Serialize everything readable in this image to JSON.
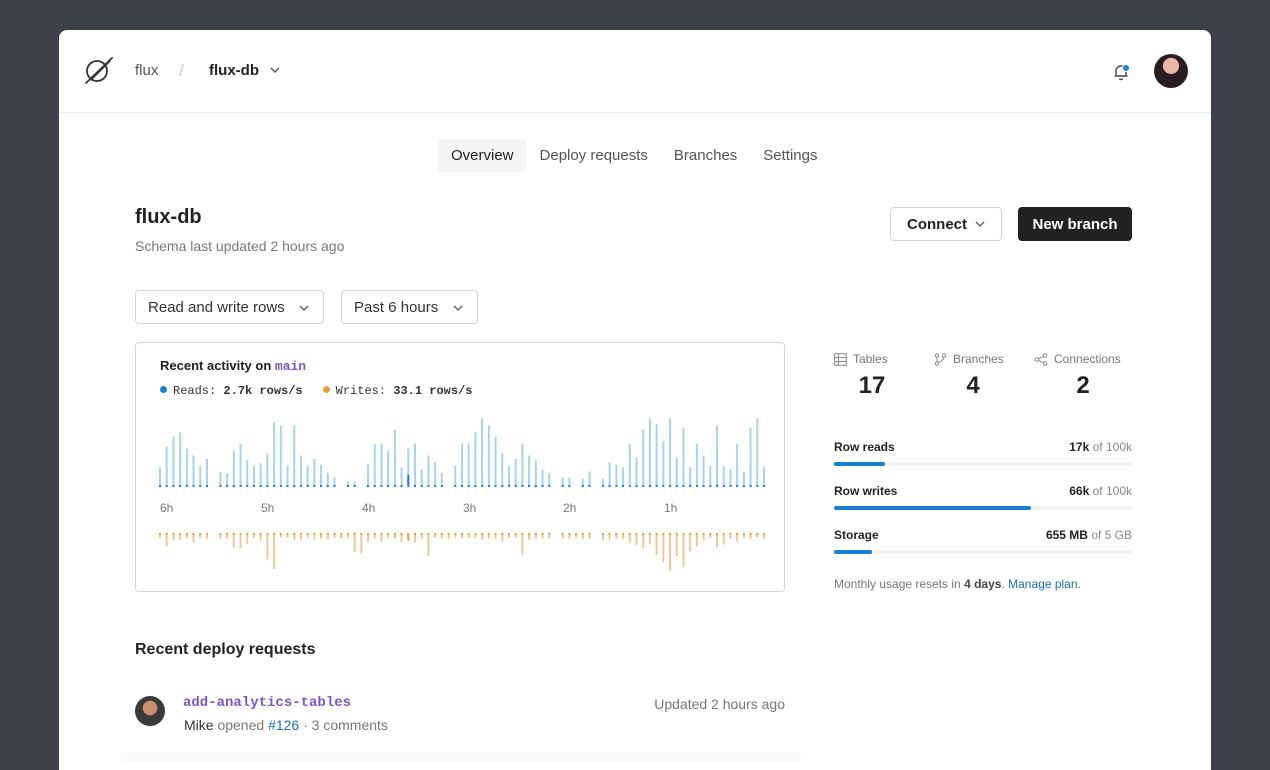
{
  "header": {
    "org": "flux",
    "separator": "/",
    "database": "flux-db",
    "icons": {
      "logo": "logo-icon",
      "chevron": "chevron-down-icon",
      "notifications": "bell-icon",
      "avatar": "user-avatar"
    },
    "colors": {
      "notification_dot": "#1a7fd0"
    }
  },
  "tabs": [
    {
      "label": "Overview",
      "active": true
    },
    {
      "label": "Deploy requests",
      "active": false
    },
    {
      "label": "Branches",
      "active": false
    },
    {
      "label": "Settings",
      "active": false
    }
  ],
  "page": {
    "title": "flux-db",
    "subtitle": "Schema last updated 2 hours ago",
    "connect_label": "Connect",
    "new_branch_label": "New branch"
  },
  "filters": {
    "metric": "Read and write rows",
    "range": "Past 6 hours"
  },
  "activity": {
    "title_prefix": "Recent activity on",
    "branch": "main",
    "reads_label": "Reads:",
    "reads_value": "2.7k rows/s",
    "writes_label": "Writes:",
    "writes_value": "33.1 rows/s",
    "colors": {
      "reads": "#1a7fd0",
      "reads_light": "#a9d3e6",
      "writes": "#e3a23b",
      "writes_light": "#ecc99b"
    }
  },
  "chart_data": {
    "type": "bar",
    "title": "Recent activity on main",
    "x_ticks": [
      "6h",
      "5h",
      "4h",
      "3h",
      "2h",
      "1h"
    ],
    "series": [
      {
        "name": "Reads",
        "values": [
          0.28,
          0.58,
          0.72,
          0.78,
          0.55,
          0.45,
          0.3,
          0.4,
          0.0,
          0.22,
          0.2,
          0.52,
          0.62,
          0.38,
          0.3,
          0.34,
          0.48,
          0.92,
          0.88,
          0.3,
          0.88,
          0.45,
          0.3,
          0.4,
          0.32,
          0.2,
          0.14,
          0.0,
          0.08,
          0.08,
          0.0,
          0.32,
          0.62,
          0.62,
          0.52,
          0.82,
          0.28,
          0.55,
          0.62,
          0.25,
          0.45,
          0.36,
          0.2,
          0.0,
          0.3,
          0.62,
          0.62,
          0.78,
          0.98,
          0.88,
          0.72,
          0.48,
          0.3,
          0.4,
          0.62,
          0.45,
          0.38,
          0.25,
          0.2,
          0.0,
          0.14,
          0.14,
          0.0,
          0.12,
          0.22,
          0.0,
          0.12,
          0.35,
          0.32,
          0.28,
          0.62,
          0.42,
          0.82,
          0.98,
          0.9,
          0.65,
          0.98,
          0.42,
          0.85,
          0.28,
          0.62,
          0.45,
          0.3,
          0.88,
          0.3,
          0.25,
          0.62,
          0.22,
          0.85,
          0.98,
          0.28
        ]
      },
      {
        "name": "Writes",
        "values": [
          0.1,
          0.28,
          0.14,
          0.14,
          0.12,
          0.2,
          0.1,
          0.12,
          0.0,
          0.12,
          0.12,
          0.3,
          0.32,
          0.22,
          0.1,
          0.16,
          0.55,
          0.75,
          0.1,
          0.1,
          0.14,
          0.16,
          0.1,
          0.14,
          0.12,
          0.14,
          0.1,
          0.12,
          0.1,
          0.4,
          0.42,
          0.18,
          0.12,
          0.18,
          0.1,
          0.12,
          0.18,
          0.16,
          0.2,
          0.12,
          0.48,
          0.1,
          0.12,
          0.12,
          0.1,
          0.12,
          0.1,
          0.1,
          0.14,
          0.12,
          0.12,
          0.18,
          0.1,
          0.1,
          0.46,
          0.14,
          0.12,
          0.12,
          0.12,
          0.0,
          0.12,
          0.12,
          0.1,
          0.12,
          0.12,
          0.0,
          0.16,
          0.14,
          0.12,
          0.12,
          0.2,
          0.26,
          0.32,
          0.24,
          0.45,
          0.62,
          0.78,
          0.48,
          0.7,
          0.38,
          0.28,
          0.16,
          0.1,
          0.3,
          0.24,
          0.12,
          0.18,
          0.1,
          0.12,
          0.1,
          0.12
        ]
      }
    ],
    "grid": false,
    "legend": "top-left"
  },
  "stats": [
    {
      "label": "Tables",
      "value": "17",
      "icon": "table-icon"
    },
    {
      "label": "Branches",
      "value": "4",
      "icon": "branch-icon"
    },
    {
      "label": "Connections",
      "value": "2",
      "icon": "connections-icon"
    }
  ],
  "usage": [
    {
      "label": "Row reads",
      "used": "17k",
      "of": "of 100k",
      "fraction": 0.17
    },
    {
      "label": "Row writes",
      "used": "66k",
      "of": "of 100k",
      "fraction": 0.66
    },
    {
      "label": "Storage",
      "used": "655 MB",
      "of": "of 5 GB",
      "fraction": 0.128
    }
  ],
  "usage_note": {
    "prefix": "Monthly usage resets in",
    "days": "4 days",
    "period": ".",
    "link": "Manage plan."
  },
  "deploy_section": {
    "title": "Recent deploy requests",
    "items": [
      {
        "branch": "add-analytics-tables",
        "author": "Mike",
        "action": "opened",
        "number": "#126",
        "comments": "· 3 comments",
        "updated": "Updated 2 hours ago"
      }
    ]
  }
}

= Exercise objective =
Print each line of the material above exactly, with the pictures removed from your copy.

= Exercise solution =
Serialize everything readable in this image to JSON.
{
  "header": {
    "org": "flux",
    "separator": "/",
    "database": "flux-db",
    "icons": {
      "logo": "logo-icon",
      "chevron": "chevron-down-icon",
      "notifications": "bell-icon",
      "avatar": "user-avatar"
    },
    "colors": {
      "notification_dot": "#1a7fd0"
    }
  },
  "tabs": [
    {
      "label": "Overview",
      "active": true
    },
    {
      "label": "Deploy requests",
      "active": false
    },
    {
      "label": "Branches",
      "active": false
    },
    {
      "label": "Settings",
      "active": false
    }
  ],
  "page": {
    "title": "flux-db",
    "subtitle": "Schema last updated 2 hours ago",
    "connect_label": "Connect",
    "new_branch_label": "New branch"
  },
  "filters": {
    "metric": "Read and write rows",
    "range": "Past 6 hours"
  },
  "activity": {
    "title_prefix": "Recent activity on",
    "branch": "main",
    "reads_label": "Reads:",
    "reads_value": "2.7k rows/s",
    "writes_label": "Writes:",
    "writes_value": "33.1 rows/s",
    "colors": {
      "reads": "#1a7fd0",
      "reads_light": "#a9d3e6",
      "writes": "#e3a23b",
      "writes_light": "#ecc99b"
    }
  },
  "chart_data": {
    "type": "bar",
    "title": "Recent activity on main",
    "x_ticks": [
      "6h",
      "5h",
      "4h",
      "3h",
      "2h",
      "1h"
    ],
    "series": [
      {
        "name": "Reads",
        "values": [
          0.28,
          0.58,
          0.72,
          0.78,
          0.55,
          0.45,
          0.3,
          0.4,
          0.0,
          0.22,
          0.2,
          0.52,
          0.62,
          0.38,
          0.3,
          0.34,
          0.48,
          0.92,
          0.88,
          0.3,
          0.88,
          0.45,
          0.3,
          0.4,
          0.32,
          0.2,
          0.14,
          0.0,
          0.08,
          0.08,
          0.0,
          0.32,
          0.62,
          0.62,
          0.52,
          0.82,
          0.28,
          0.55,
          0.62,
          0.25,
          0.45,
          0.36,
          0.2,
          0.0,
          0.3,
          0.62,
          0.62,
          0.78,
          0.98,
          0.88,
          0.72,
          0.48,
          0.3,
          0.4,
          0.62,
          0.45,
          0.38,
          0.25,
          0.2,
          0.0,
          0.14,
          0.14,
          0.0,
          0.12,
          0.22,
          0.0,
          0.12,
          0.35,
          0.32,
          0.28,
          0.62,
          0.42,
          0.82,
          0.98,
          0.9,
          0.65,
          0.98,
          0.42,
          0.85,
          0.28,
          0.62,
          0.45,
          0.3,
          0.88,
          0.3,
          0.25,
          0.62,
          0.22,
          0.85,
          0.98,
          0.28
        ]
      },
      {
        "name": "Writes",
        "values": [
          0.1,
          0.28,
          0.14,
          0.14,
          0.12,
          0.2,
          0.1,
          0.12,
          0.0,
          0.12,
          0.12,
          0.3,
          0.32,
          0.22,
          0.1,
          0.16,
          0.55,
          0.75,
          0.1,
          0.1,
          0.14,
          0.16,
          0.1,
          0.14,
          0.12,
          0.14,
          0.1,
          0.12,
          0.1,
          0.4,
          0.42,
          0.18,
          0.12,
          0.18,
          0.1,
          0.12,
          0.18,
          0.16,
          0.2,
          0.12,
          0.48,
          0.1,
          0.12,
          0.12,
          0.1,
          0.12,
          0.1,
          0.1,
          0.14,
          0.12,
          0.12,
          0.18,
          0.1,
          0.1,
          0.46,
          0.14,
          0.12,
          0.12,
          0.12,
          0.0,
          0.12,
          0.12,
          0.1,
          0.12,
          0.12,
          0.0,
          0.16,
          0.14,
          0.12,
          0.12,
          0.2,
          0.26,
          0.32,
          0.24,
          0.45,
          0.62,
          0.78,
          0.48,
          0.7,
          0.38,
          0.28,
          0.16,
          0.1,
          0.3,
          0.24,
          0.12,
          0.18,
          0.1,
          0.12,
          0.1,
          0.12
        ]
      }
    ],
    "grid": false,
    "legend": "top-left"
  },
  "stats": [
    {
      "label": "Tables",
      "value": "17",
      "icon": "table-icon"
    },
    {
      "label": "Branches",
      "value": "4",
      "icon": "branch-icon"
    },
    {
      "label": "Connections",
      "value": "2",
      "icon": "connections-icon"
    }
  ],
  "usage": [
    {
      "label": "Row reads",
      "used": "17k",
      "of": "of 100k",
      "fraction": 0.17
    },
    {
      "label": "Row writes",
      "used": "66k",
      "of": "of 100k",
      "fraction": 0.66
    },
    {
      "label": "Storage",
      "used": "655 MB",
      "of": "of 5 GB",
      "fraction": 0.128
    }
  ],
  "usage_note": {
    "prefix": "Monthly usage resets in",
    "days": "4 days",
    "period": ".",
    "link": "Manage plan."
  },
  "deploy_section": {
    "title": "Recent deploy requests",
    "items": [
      {
        "branch": "add-analytics-tables",
        "author": "Mike",
        "action": "opened",
        "number": "#126",
        "comments": "· 3 comments",
        "updated": "Updated 2 hours ago"
      }
    ]
  }
}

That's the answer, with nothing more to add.